=== Written task ===
Return the whole listing, keeping every character the same.
[Start of Supplied information]
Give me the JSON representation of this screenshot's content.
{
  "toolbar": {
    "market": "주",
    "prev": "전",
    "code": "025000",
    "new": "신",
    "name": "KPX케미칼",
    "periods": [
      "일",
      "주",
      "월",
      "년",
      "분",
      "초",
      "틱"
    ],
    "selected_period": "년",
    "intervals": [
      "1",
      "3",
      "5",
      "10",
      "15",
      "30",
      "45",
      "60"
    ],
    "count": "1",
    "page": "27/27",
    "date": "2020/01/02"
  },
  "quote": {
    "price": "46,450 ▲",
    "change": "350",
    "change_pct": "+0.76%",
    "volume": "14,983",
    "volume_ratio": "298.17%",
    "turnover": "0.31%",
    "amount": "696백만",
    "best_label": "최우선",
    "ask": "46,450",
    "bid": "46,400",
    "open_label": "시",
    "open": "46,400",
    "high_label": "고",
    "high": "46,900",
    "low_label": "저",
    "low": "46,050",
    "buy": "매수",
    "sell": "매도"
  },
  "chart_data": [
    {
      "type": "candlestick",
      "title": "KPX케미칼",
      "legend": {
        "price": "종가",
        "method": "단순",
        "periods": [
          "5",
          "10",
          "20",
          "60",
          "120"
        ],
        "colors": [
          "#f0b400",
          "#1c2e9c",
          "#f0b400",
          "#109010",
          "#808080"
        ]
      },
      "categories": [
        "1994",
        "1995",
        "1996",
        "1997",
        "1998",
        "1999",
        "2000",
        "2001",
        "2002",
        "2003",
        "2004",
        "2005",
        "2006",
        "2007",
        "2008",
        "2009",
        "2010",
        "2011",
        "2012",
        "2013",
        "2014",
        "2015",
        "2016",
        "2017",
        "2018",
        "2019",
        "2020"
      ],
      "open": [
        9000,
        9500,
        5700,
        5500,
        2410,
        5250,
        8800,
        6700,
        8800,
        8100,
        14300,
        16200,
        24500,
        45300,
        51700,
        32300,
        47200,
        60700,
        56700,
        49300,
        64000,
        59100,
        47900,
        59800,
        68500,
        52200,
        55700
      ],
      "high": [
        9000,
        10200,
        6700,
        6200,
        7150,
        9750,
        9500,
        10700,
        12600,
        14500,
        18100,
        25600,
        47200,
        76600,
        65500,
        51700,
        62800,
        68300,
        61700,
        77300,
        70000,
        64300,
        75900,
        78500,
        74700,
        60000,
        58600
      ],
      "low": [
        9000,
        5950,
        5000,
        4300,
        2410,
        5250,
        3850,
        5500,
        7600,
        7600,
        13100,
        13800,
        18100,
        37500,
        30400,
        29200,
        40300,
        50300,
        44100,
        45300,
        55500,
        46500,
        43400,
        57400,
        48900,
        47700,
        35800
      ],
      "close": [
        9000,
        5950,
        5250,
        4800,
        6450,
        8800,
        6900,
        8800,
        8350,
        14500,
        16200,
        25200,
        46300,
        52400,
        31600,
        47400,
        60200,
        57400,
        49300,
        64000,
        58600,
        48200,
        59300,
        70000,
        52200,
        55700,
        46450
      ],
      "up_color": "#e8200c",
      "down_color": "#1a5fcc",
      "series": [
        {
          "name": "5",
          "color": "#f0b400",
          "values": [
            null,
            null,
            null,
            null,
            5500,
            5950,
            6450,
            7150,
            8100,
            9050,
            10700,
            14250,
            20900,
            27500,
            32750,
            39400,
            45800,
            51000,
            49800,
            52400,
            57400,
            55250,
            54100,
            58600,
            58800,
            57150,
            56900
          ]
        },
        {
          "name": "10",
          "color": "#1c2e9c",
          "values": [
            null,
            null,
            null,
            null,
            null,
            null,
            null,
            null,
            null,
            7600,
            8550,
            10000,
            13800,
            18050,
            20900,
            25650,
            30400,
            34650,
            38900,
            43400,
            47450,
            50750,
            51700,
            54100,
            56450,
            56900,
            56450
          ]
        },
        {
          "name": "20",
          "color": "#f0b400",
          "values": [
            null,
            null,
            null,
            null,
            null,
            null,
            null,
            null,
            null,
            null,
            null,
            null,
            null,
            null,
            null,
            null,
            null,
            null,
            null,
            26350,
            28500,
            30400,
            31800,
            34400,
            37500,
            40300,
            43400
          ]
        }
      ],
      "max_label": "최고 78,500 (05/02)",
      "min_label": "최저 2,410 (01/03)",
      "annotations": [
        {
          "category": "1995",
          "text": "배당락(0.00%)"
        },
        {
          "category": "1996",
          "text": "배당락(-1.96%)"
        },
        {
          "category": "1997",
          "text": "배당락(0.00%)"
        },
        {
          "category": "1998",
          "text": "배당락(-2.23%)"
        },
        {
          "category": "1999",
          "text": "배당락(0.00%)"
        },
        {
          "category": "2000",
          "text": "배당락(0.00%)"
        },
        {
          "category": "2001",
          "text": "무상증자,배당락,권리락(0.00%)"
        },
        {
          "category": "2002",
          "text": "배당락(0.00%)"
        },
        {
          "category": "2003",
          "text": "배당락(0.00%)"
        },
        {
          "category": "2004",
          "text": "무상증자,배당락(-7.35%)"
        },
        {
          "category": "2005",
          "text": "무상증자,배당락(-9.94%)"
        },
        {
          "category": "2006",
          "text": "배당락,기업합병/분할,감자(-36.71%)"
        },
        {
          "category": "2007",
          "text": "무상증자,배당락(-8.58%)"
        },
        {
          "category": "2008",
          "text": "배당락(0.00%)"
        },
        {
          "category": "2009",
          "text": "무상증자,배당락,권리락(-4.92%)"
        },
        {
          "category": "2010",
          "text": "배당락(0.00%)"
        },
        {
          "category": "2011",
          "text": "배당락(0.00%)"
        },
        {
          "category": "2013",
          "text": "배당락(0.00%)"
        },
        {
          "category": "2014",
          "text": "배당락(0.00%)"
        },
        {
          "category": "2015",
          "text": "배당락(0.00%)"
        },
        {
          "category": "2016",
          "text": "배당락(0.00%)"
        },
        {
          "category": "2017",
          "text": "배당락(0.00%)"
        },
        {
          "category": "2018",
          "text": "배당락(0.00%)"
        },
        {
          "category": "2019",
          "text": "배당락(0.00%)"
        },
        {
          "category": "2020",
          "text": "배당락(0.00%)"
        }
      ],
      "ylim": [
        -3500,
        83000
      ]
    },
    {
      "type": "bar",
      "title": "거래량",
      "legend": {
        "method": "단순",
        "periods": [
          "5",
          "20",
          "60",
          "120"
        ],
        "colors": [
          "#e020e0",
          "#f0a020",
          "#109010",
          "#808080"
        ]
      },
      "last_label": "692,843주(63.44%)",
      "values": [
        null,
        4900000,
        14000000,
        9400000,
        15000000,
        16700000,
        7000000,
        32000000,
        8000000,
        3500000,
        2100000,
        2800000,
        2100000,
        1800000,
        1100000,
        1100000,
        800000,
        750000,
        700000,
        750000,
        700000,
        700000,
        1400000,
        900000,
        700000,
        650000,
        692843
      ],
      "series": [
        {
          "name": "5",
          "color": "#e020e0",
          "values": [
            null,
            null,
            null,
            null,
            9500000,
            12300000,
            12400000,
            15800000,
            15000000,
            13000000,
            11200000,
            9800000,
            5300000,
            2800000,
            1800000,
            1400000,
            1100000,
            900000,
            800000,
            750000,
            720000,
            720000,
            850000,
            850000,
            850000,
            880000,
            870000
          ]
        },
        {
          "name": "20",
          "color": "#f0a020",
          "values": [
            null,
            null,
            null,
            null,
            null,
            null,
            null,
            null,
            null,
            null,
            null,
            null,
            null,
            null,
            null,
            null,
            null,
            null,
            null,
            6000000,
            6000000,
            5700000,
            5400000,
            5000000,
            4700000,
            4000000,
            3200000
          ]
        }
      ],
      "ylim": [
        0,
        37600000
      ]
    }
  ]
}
[End of Supplied information]
=== Response for this exercise ===
Give me the JSON representation of this screenshot's content.
{
  "toolbar": {
    "market": "주",
    "prev": "전",
    "code": "025000",
    "new": "신",
    "name": "KPX케미칼",
    "periods": [
      "일",
      "주",
      "월",
      "년",
      "분",
      "초",
      "틱"
    ],
    "selected_period": "년",
    "intervals": [
      "1",
      "3",
      "5",
      "10",
      "15",
      "30",
      "45",
      "60"
    ],
    "count": "1",
    "page": "27/27",
    "date": "2020/01/02"
  },
  "quote": {
    "price": "46,450 ▲",
    "change": "350",
    "change_pct": "+0.76%",
    "volume": "14,983",
    "volume_ratio": "298.17%",
    "turnover": "0.31%",
    "amount": "696백만",
    "best_label": "최우선",
    "ask": "46,450",
    "bid": "46,400",
    "open_label": "시",
    "open": "46,400",
    "high_label": "고",
    "high": "46,900",
    "low_label": "저",
    "low": "46,050",
    "buy": "매수",
    "sell": "매도"
  },
  "chart_data": [
    {
      "type": "candlestick",
      "title": "KPX케미칼",
      "legend": {
        "price": "종가",
        "method": "단순",
        "periods": [
          "5",
          "10",
          "20",
          "60",
          "120"
        ],
        "colors": [
          "#f0b400",
          "#1c2e9c",
          "#f0b400",
          "#109010",
          "#808080"
        ]
      },
      "categories": [
        "1994",
        "1995",
        "1996",
        "1997",
        "1998",
        "1999",
        "2000",
        "2001",
        "2002",
        "2003",
        "2004",
        "2005",
        "2006",
        "2007",
        "2008",
        "2009",
        "2010",
        "2011",
        "2012",
        "2013",
        "2014",
        "2015",
        "2016",
        "2017",
        "2018",
        "2019",
        "2020"
      ],
      "open": [
        9000,
        9500,
        5700,
        5500,
        2410,
        5250,
        8800,
        6700,
        8800,
        8100,
        14300,
        16200,
        24500,
        45300,
        51700,
        32300,
        47200,
        60700,
        56700,
        49300,
        64000,
        59100,
        47900,
        59800,
        68500,
        52200,
        55700
      ],
      "high": [
        9000,
        10200,
        6700,
        6200,
        7150,
        9750,
        9500,
        10700,
        12600,
        14500,
        18100,
        25600,
        47200,
        76600,
        65500,
        51700,
        62800,
        68300,
        61700,
        77300,
        70000,
        64300,
        75900,
        78500,
        74700,
        60000,
        58600
      ],
      "low": [
        9000,
        5950,
        5000,
        4300,
        2410,
        5250,
        3850,
        5500,
        7600,
        7600,
        13100,
        13800,
        18100,
        37500,
        30400,
        29200,
        40300,
        50300,
        44100,
        45300,
        55500,
        46500,
        43400,
        57400,
        48900,
        47700,
        35800
      ],
      "close": [
        9000,
        5950,
        5250,
        4800,
        6450,
        8800,
        6900,
        8800,
        8350,
        14500,
        16200,
        25200,
        46300,
        52400,
        31600,
        47400,
        60200,
        57400,
        49300,
        64000,
        58600,
        48200,
        59300,
        70000,
        52200,
        55700,
        46450
      ],
      "up_color": "#e8200c",
      "down_color": "#1a5fcc",
      "series": [
        {
          "name": "5",
          "color": "#f0b400",
          "values": [
            null,
            null,
            null,
            null,
            5500,
            5950,
            6450,
            7150,
            8100,
            9050,
            10700,
            14250,
            20900,
            27500,
            32750,
            39400,
            45800,
            51000,
            49800,
            52400,
            57400,
            55250,
            54100,
            58600,
            58800,
            57150,
            56900
          ]
        },
        {
          "name": "10",
          "color": "#1c2e9c",
          "values": [
            null,
            null,
            null,
            null,
            null,
            null,
            null,
            null,
            null,
            7600,
            8550,
            10000,
            13800,
            18050,
            20900,
            25650,
            30400,
            34650,
            38900,
            43400,
            47450,
            50750,
            51700,
            54100,
            56450,
            56900,
            56450
          ]
        },
        {
          "name": "20",
          "color": "#f0b400",
          "values": [
            null,
            null,
            null,
            null,
            null,
            null,
            null,
            null,
            null,
            null,
            null,
            null,
            null,
            null,
            null,
            null,
            null,
            null,
            null,
            26350,
            28500,
            30400,
            31800,
            34400,
            37500,
            40300,
            43400
          ]
        }
      ],
      "max_label": "최고 78,500 (05/02)",
      "min_label": "최저 2,410 (01/03)",
      "annotations": [
        {
          "category": "1995",
          "text": "배당락(0.00%)"
        },
        {
          "category": "1996",
          "text": "배당락(-1.96%)"
        },
        {
          "category": "1997",
          "text": "배당락(0.00%)"
        },
        {
          "category": "1998",
          "text": "배당락(-2.23%)"
        },
        {
          "category": "1999",
          "text": "배당락(0.00%)"
        },
        {
          "category": "2000",
          "text": "배당락(0.00%)"
        },
        {
          "category": "2001",
          "text": "무상증자,배당락,권리락(0.00%)"
        },
        {
          "category": "2002",
          "text": "배당락(0.00%)"
        },
        {
          "category": "2003",
          "text": "배당락(0.00%)"
        },
        {
          "category": "2004",
          "text": "무상증자,배당락(-7.35%)"
        },
        {
          "category": "2005",
          "text": "무상증자,배당락(-9.94%)"
        },
        {
          "category": "2006",
          "text": "배당락,기업합병/분할,감자(-36.71%)"
        },
        {
          "category": "2007",
          "text": "무상증자,배당락(-8.58%)"
        },
        {
          "category": "2008",
          "text": "배당락(0.00%)"
        },
        {
          "category": "2009",
          "text": "무상증자,배당락,권리락(-4.92%)"
        },
        {
          "category": "2010",
          "text": "배당락(0.00%)"
        },
        {
          "category": "2011",
          "text": "배당락(0.00%)"
        },
        {
          "category": "2013",
          "text": "배당락(0.00%)"
        },
        {
          "category": "2014",
          "text": "배당락(0.00%)"
        },
        {
          "category": "2015",
          "text": "배당락(0.00%)"
        },
        {
          "category": "2016",
          "text": "배당락(0.00%)"
        },
        {
          "category": "2017",
          "text": "배당락(0.00%)"
        },
        {
          "category": "2018",
          "text": "배당락(0.00%)"
        },
        {
          "category": "2019",
          "text": "배당락(0.00%)"
        },
        {
          "category": "2020",
          "text": "배당락(0.00%)"
        }
      ],
      "ylim": [
        -3500,
        83000
      ]
    },
    {
      "type": "bar",
      "title": "거래량",
      "legend": {
        "method": "단순",
        "periods": [
          "5",
          "20",
          "60",
          "120"
        ],
        "colors": [
          "#e020e0",
          "#f0a020",
          "#109010",
          "#808080"
        ]
      },
      "last_label": "692,843주(63.44%)",
      "values": [
        null,
        4900000,
        14000000,
        9400000,
        15000000,
        16700000,
        7000000,
        32000000,
        8000000,
        3500000,
        2100000,
        2800000,
        2100000,
        1800000,
        1100000,
        1100000,
        800000,
        750000,
        700000,
        750000,
        700000,
        700000,
        1400000,
        900000,
        700000,
        650000,
        692843
      ],
      "series": [
        {
          "name": "5",
          "color": "#e020e0",
          "values": [
            null,
            null,
            null,
            null,
            9500000,
            12300000,
            12400000,
            15800000,
            15000000,
            13000000,
            11200000,
            9800000,
            5300000,
            2800000,
            1800000,
            1400000,
            1100000,
            900000,
            800000,
            750000,
            720000,
            720000,
            850000,
            850000,
            850000,
            880000,
            870000
          ]
        },
        {
          "name": "20",
          "color": "#f0a020",
          "values": [
            null,
            null,
            null,
            null,
            null,
            null,
            null,
            null,
            null,
            null,
            null,
            null,
            null,
            null,
            null,
            null,
            null,
            null,
            null,
            6000000,
            6000000,
            5700000,
            5400000,
            5000000,
            4700000,
            4000000,
            3200000
          ]
        }
      ],
      "ylim": [
        0,
        37600000
      ]
    }
  ]
}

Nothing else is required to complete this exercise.